Start of Page extract

在 2026/1/14 05:38, jollycar 写道:
> Thanks for the response.
> 
> Module installation: DKMS via the virtualbox-host-dkms package. The dkms status output confirms vboxhost/7.2.4_OSE is compiled for each kernel including the broken ones (6.18.3, 6.18.5 (tkg), 6.19.0-rc3).
> 
> Regarding CPU type specification:
> 
> VirtualBox doesn't have qemu-style CPU model selection. The --cpu-profile option only supports "host" (full passthrough) or ancient CPUs (8086/80286/80386) which don't meet Windows 10 requirements.
> 
> Additional testing: I recently upgraded my desktop pc from Ryzen 9 5900X to 9950X3D (reusing same disks and linux install) and the regression occurred identically on both CPUs. Also tested custom compiled TKG kernels (6.12/6.18 with bore scheduler). The behavior matches the Manjaro kernels exactly (6.12 works, 6.18 breaks).

Thanks for the extra info, I guess the last thing we can verify is, try 
to run the same VBox setup, using disk images from an EXT4/XFS.

And if that still failed, we're sure it's fs independent but more likely 
VBox dependent.

End of Page extract

Write the next part of the email reply about VirtualBox failing on newer Linux kernels, starting right after its last sentence. The lines after this have nothing to do with the email above.

Start of Records shown

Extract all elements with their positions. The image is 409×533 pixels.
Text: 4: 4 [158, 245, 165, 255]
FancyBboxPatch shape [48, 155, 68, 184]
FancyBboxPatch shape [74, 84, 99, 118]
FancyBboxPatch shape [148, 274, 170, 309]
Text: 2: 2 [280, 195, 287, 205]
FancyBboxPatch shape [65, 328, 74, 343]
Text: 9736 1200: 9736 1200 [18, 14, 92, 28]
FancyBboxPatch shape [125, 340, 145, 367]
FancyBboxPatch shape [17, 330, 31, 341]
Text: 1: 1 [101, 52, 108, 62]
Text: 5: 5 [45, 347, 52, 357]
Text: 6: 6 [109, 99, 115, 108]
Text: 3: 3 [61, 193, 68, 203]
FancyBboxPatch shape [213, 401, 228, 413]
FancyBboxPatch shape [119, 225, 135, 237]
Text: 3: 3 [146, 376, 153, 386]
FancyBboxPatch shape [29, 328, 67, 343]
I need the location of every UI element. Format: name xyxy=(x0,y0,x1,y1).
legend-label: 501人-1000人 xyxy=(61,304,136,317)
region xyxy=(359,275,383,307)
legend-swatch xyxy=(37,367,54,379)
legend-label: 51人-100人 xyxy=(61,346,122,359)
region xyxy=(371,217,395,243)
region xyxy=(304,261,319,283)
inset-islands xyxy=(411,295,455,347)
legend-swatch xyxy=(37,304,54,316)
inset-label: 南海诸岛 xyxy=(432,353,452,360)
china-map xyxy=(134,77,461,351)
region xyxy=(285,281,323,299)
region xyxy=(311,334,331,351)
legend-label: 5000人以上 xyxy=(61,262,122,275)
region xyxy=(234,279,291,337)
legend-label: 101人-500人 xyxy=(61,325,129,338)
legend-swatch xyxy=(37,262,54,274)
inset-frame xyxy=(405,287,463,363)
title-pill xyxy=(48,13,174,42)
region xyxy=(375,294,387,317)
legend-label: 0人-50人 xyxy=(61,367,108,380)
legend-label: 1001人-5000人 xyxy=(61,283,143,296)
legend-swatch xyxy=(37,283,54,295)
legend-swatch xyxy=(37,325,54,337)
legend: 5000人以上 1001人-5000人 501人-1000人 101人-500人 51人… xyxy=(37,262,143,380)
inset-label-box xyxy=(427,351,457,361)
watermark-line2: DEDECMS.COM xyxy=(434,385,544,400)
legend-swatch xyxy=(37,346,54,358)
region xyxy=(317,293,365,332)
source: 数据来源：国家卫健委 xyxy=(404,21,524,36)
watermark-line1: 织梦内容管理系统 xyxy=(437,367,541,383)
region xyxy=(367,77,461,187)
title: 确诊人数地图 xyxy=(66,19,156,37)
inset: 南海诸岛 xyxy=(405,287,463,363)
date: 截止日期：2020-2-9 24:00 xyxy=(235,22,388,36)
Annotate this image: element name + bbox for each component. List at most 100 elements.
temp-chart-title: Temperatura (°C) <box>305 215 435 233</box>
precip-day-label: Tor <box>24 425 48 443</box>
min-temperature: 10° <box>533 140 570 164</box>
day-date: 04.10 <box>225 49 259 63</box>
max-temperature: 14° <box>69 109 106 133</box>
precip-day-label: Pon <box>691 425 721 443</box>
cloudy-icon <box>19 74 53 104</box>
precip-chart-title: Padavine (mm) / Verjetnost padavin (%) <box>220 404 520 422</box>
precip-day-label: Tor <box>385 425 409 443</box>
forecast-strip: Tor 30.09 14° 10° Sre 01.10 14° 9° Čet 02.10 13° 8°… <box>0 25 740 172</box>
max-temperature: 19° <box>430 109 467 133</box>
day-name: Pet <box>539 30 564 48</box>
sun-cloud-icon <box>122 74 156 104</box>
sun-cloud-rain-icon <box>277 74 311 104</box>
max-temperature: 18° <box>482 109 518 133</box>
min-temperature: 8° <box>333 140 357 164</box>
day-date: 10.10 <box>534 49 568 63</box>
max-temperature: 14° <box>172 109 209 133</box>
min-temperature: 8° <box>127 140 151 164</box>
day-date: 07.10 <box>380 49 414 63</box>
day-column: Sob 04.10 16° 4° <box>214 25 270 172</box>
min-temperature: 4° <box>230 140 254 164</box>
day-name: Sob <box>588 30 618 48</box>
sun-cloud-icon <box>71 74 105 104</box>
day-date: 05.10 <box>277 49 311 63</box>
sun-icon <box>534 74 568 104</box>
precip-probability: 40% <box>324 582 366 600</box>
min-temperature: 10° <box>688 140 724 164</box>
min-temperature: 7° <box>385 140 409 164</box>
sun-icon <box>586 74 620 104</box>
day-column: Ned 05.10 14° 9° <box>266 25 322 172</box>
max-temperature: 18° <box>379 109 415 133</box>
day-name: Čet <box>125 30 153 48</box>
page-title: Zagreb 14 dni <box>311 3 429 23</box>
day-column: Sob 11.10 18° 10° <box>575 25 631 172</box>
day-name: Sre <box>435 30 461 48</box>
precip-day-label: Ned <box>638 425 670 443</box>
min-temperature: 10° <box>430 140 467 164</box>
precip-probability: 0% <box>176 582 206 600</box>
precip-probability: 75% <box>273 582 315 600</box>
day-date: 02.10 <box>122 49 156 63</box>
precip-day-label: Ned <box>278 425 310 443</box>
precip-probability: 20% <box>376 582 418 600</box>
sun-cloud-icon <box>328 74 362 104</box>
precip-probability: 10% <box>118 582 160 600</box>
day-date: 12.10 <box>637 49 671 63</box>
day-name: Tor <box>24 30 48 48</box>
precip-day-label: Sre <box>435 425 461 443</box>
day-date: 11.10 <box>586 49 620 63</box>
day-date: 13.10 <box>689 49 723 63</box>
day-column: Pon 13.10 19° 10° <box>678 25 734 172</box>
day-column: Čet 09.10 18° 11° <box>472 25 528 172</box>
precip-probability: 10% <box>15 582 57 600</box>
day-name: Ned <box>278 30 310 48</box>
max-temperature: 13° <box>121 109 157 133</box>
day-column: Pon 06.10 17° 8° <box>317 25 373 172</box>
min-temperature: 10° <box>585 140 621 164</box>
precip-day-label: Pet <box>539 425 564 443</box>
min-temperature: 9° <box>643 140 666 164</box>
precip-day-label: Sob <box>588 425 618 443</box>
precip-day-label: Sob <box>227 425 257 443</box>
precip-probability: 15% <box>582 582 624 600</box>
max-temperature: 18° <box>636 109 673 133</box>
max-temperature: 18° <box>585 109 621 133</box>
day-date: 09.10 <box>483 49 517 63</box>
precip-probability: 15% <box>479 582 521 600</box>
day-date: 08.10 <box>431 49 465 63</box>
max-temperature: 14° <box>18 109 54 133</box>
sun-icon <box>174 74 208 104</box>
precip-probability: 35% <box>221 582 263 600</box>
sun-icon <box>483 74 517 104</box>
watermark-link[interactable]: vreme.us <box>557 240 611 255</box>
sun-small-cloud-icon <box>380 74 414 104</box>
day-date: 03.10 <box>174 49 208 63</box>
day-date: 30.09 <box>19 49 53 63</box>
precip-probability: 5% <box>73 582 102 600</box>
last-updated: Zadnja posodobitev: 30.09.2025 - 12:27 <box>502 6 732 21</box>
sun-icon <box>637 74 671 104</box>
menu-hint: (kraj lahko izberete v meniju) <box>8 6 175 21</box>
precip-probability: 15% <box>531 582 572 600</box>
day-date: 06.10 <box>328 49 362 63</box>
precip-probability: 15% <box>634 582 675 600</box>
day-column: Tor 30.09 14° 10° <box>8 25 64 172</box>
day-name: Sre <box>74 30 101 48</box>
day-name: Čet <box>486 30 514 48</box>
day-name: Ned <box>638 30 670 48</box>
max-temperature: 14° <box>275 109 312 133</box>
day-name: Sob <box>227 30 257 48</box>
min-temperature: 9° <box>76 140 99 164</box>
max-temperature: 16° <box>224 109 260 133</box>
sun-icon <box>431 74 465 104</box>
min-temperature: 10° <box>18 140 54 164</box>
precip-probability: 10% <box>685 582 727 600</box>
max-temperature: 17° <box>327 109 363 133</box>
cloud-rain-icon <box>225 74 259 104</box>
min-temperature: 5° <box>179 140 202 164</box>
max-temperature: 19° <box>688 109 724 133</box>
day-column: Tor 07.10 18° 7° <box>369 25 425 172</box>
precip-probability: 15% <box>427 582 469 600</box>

End of Records shown

== Exercise response ==
Thanks,
Qu

> 
> Regards,
> Jollycar
> 
> On Monday, January 12th, 2026 at 8:48 PM, Qu Wenruo <wqu@...e.com> wrote:
> 
>>
>>
>>
>>
>> 在 2026/1/13 02:03, jollycar 写道:
>>
>>> Qemu/libvirt test results on kernel 6.18.3:
>>>
>>> Setup:
>>> - Virtualization: qemu via libvirt (virt-manager)
>>> - Disk format: qcow2
>>> - Disk location: /data/virtual-os/win10-qemu-test.qcow2 (same btrfs subvolume as VirtualBox VMs)
>>> - COW disabled on disk image (chattr +C)
>>> - ISO: Same Windows 10 ISO used in VirtualBox tests
>>> - Guest: Windows 10
>>>
>>> Result:
>>> Windows 10 installation completed successfully without any crashes. Installation proceeded through all phases including multiple reboots and reached the desktop without issues.
>>>
>>> Summary of all tests on kernel 6.18.3:
>>> - VirtualBox 7.2.4: Crashes during installation (all cache/mtype configurations tested)
>>> - Qemu via libvirt: No crashes, installation completes successfully
>>>
>>> Both using the same btrfs filesystem, same subvolume location, same Windows ISO, and COW disabled.
>>
>>
>> Thanks a lot, this looks like there is something wrong related to the
>> VBox out-of-tree kernel module.
>> In that case, the btrfs community is not going to help much unfortunately.
>>
>> Mind to share how is the out-of-tree kernel module installed?
>> The pre-compiled one from the distro? The DKMS one or something else?
>>
>>
>> And just some guesses, can VBox specify what type of CPU (and extensions
>> like SSE/AVX) it uses?
>> If so (like qemu), mind to check if you can specify some CPU types
>> without some newer extensions while still meets the minimal CPU
>> requirement of Windows 10?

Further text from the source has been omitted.